TASK TO COMPLETE: The data must be written out once more, precisely as given.

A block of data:
──────

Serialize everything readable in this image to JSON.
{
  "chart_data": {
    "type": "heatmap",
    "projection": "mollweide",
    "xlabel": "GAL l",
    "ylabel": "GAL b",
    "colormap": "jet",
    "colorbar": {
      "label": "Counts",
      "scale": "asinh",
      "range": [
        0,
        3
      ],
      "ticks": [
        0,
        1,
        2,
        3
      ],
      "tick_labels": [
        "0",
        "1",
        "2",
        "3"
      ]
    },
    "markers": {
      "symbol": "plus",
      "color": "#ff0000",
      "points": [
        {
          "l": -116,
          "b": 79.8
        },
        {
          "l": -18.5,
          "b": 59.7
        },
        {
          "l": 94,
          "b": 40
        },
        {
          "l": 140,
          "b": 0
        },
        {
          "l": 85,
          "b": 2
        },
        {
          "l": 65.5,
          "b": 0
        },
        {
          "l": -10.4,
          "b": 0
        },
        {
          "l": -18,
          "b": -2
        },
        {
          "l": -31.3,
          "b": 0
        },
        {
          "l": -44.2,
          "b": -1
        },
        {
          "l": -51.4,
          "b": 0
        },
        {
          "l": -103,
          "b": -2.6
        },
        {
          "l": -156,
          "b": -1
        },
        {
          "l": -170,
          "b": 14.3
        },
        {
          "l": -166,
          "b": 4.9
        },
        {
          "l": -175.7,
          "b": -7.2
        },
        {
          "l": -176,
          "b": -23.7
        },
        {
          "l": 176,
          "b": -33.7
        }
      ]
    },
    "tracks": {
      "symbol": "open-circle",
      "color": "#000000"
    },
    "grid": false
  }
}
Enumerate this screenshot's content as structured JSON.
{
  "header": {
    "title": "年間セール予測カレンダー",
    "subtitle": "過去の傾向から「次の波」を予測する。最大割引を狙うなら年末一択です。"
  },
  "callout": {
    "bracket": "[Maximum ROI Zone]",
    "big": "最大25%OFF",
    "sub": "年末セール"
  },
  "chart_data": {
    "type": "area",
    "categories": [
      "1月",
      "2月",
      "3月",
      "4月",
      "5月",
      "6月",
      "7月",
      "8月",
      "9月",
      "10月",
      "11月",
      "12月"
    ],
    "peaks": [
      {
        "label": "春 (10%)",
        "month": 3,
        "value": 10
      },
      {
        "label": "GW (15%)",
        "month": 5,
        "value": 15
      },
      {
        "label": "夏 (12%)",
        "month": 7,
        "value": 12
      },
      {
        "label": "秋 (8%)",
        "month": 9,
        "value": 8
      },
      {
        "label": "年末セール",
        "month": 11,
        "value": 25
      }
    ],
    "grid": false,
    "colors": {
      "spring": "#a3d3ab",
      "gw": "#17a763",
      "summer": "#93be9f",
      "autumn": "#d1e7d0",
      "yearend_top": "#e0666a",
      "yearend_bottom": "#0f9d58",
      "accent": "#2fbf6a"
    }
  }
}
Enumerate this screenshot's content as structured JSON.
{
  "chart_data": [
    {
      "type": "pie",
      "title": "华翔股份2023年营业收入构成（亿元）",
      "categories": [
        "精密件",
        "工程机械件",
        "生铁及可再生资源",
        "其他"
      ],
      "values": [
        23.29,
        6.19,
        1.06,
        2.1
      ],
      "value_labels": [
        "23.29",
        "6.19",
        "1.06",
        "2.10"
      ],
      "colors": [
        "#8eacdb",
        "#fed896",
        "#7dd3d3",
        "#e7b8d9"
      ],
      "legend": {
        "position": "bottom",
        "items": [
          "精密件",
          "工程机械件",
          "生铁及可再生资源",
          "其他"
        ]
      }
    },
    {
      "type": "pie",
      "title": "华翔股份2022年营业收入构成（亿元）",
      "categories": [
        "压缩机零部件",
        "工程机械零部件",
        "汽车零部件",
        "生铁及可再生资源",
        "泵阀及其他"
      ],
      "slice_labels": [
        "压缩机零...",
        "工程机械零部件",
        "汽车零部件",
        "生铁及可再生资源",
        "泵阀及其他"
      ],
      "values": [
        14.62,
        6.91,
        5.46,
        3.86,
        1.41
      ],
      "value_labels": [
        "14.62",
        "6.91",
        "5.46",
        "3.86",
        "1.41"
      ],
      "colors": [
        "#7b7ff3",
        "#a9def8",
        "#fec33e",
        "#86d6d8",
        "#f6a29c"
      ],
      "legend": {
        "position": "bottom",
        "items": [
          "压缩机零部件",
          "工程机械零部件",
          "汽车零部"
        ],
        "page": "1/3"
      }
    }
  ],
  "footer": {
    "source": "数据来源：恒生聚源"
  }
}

──────

COMPLETED TASK:
Serialize everything readable in this image to JSON.
{
  "chart_data": {
    "type": "heatmap",
    "projection": "mollweide",
    "xlabel": "GAL l",
    "ylabel": "GAL b",
    "colormap": "jet",
    "colorbar": {
      "label": "Counts",
      "scale": "asinh",
      "range": [
        0,
        3
      ],
      "ticks": [
        0,
        1,
        2,
        3
      ],
      "tick_labels": [
        "0",
        "1",
        "2",
        "3"
      ]
    },
    "markers": {
      "symbol": "plus",
      "color": "#ff0000",
      "points": [
        {
          "l": -116,
          "b": 79.8
        },
        {
          "l": -18.5,
          "b": 59.7
        },
        {
          "l": 94,
          "b": 40
        },
        {
          "l": 140,
          "b": 0
        },
        {
          "l": 85,
          "b": 2
        },
        {
          "l": 65.5,
          "b": 0
        },
        {
          "l": -10.4,
          "b": 0
        },
        {
          "l": -18,
          "b": -2
        },
        {
          "l": -31.3,
          "b": 0
        },
        {
          "l": -44.2,
          "b": -1
        },
        {
          "l": -51.4,
          "b": 0
        },
        {
          "l": -103,
          "b": -2.6
        },
        {
          "l": -156,
          "b": -1
        },
        {
          "l": -170,
          "b": 14.3
        },
        {
          "l": -166,
          "b": 4.9
        },
        {
          "l": -175.7,
          "b": -7.2
        },
        {
          "l": -176,
          "b": -23.7
        },
        {
          "l": 176,
          "b": -33.7
        }
      ]
    },
    "tracks": {
      "symbol": "open-circle",
      "color": "#000000"
    },
    "grid": false
  }
}
Enumerate this screenshot's content as structured JSON.
{
  "header": {
    "title": "年間セール予測カレンダー",
    "subtitle": "過去の傾向から「次の波」を予測する。最大割引を狙うなら年末一択です。"
  },
  "callout": {
    "bracket": "[Maximum ROI Zone]",
    "big": "最大25%OFF",
    "sub": "年末セール"
  },
  "chart_data": {
    "type": "area",
    "categories": [
      "1月",
      "2月",
      "3月",
      "4月",
      "5月",
      "6月",
      "7月",
      "8月",
      "9月",
      "10月",
      "11月",
      "12月"
    ],
    "peaks": [
      {
        "label": "春 (10%)",
        "month": 3,
        "value": 10
      },
      {
        "label": "GW (15%)",
        "month": 5,
        "value": 15
      },
      {
        "label": "夏 (12%)",
        "month": 7,
        "value": 12
      },
      {
        "label": "秋 (8%)",
        "month": 9,
        "value": 8
      },
      {
        "label": "年末セール",
        "month": 11,
        "value": 25
      }
    ],
    "grid": false,
    "colors": {
      "spring": "#a3d3ab",
      "gw": "#17a763",
      "summer": "#93be9f",
      "autumn": "#d1e7d0",
      "yearend_top": "#e0666a",
      "yearend_bottom": "#0f9d58",
      "accent": "#2fbf6a"
    }
  }
}
Enumerate this screenshot's content as structured JSON.
{
  "chart_data": [
    {
      "type": "pie",
      "title": "华翔股份2023年营业收入构成（亿元）",
      "categories": [
        "精密件",
        "工程机械件",
        "生铁及可再生资源",
        "其他"
      ],
      "values": [
        23.29,
        6.19,
        1.06,
        2.1
      ],
      "value_labels": [
        "23.29",
        "6.19",
        "1.06",
        "2.10"
      ],
      "colors": [
        "#8eacdb",
        "#fed896",
        "#7dd3d3",
        "#e7b8d9"
      ],
      "legend": {
        "position": "bottom",
        "items": [
          "精密件",
          "工程机械件",
          "生铁及可再生资源",
          "其他"
        ]
      }
    },
    {
      "type": "pie",
      "title": "华翔股份2022年营业收入构成（亿元）",
      "categories": [
        "压缩机零部件",
        "工程机械零部件",
        "汽车零部件",
        "生铁及可再生资源",
        "泵阀及其他"
      ],
      "slice_labels": [
        "压缩机零...",
        "工程机械零部件",
        "汽车零部件",
        "生铁及可再生资源",
        "泵阀及其他"
      ],
      "values": [
        14.62,
        6.91,
        5.46,
        3.86,
        1.41
      ],
      "value_labels": [
        "14.62",
        "6.91",
        "5.46",
        "3.86",
        "1.41"
      ],
      "colors": [
        "#7b7ff3",
        "#a9def8",
        "#fec33e",
        "#86d6d8",
        "#f6a29c"
      ],
      "legend": {
        "position": "bottom",
        "items": [
          "压缩机零部件",
          "工程机械零部件",
          "汽车零部"
        ],
        "page": "1/3"
      }
    }
  ],
  "footer": {
    "source": "数据来源：恒生聚源"
  }
}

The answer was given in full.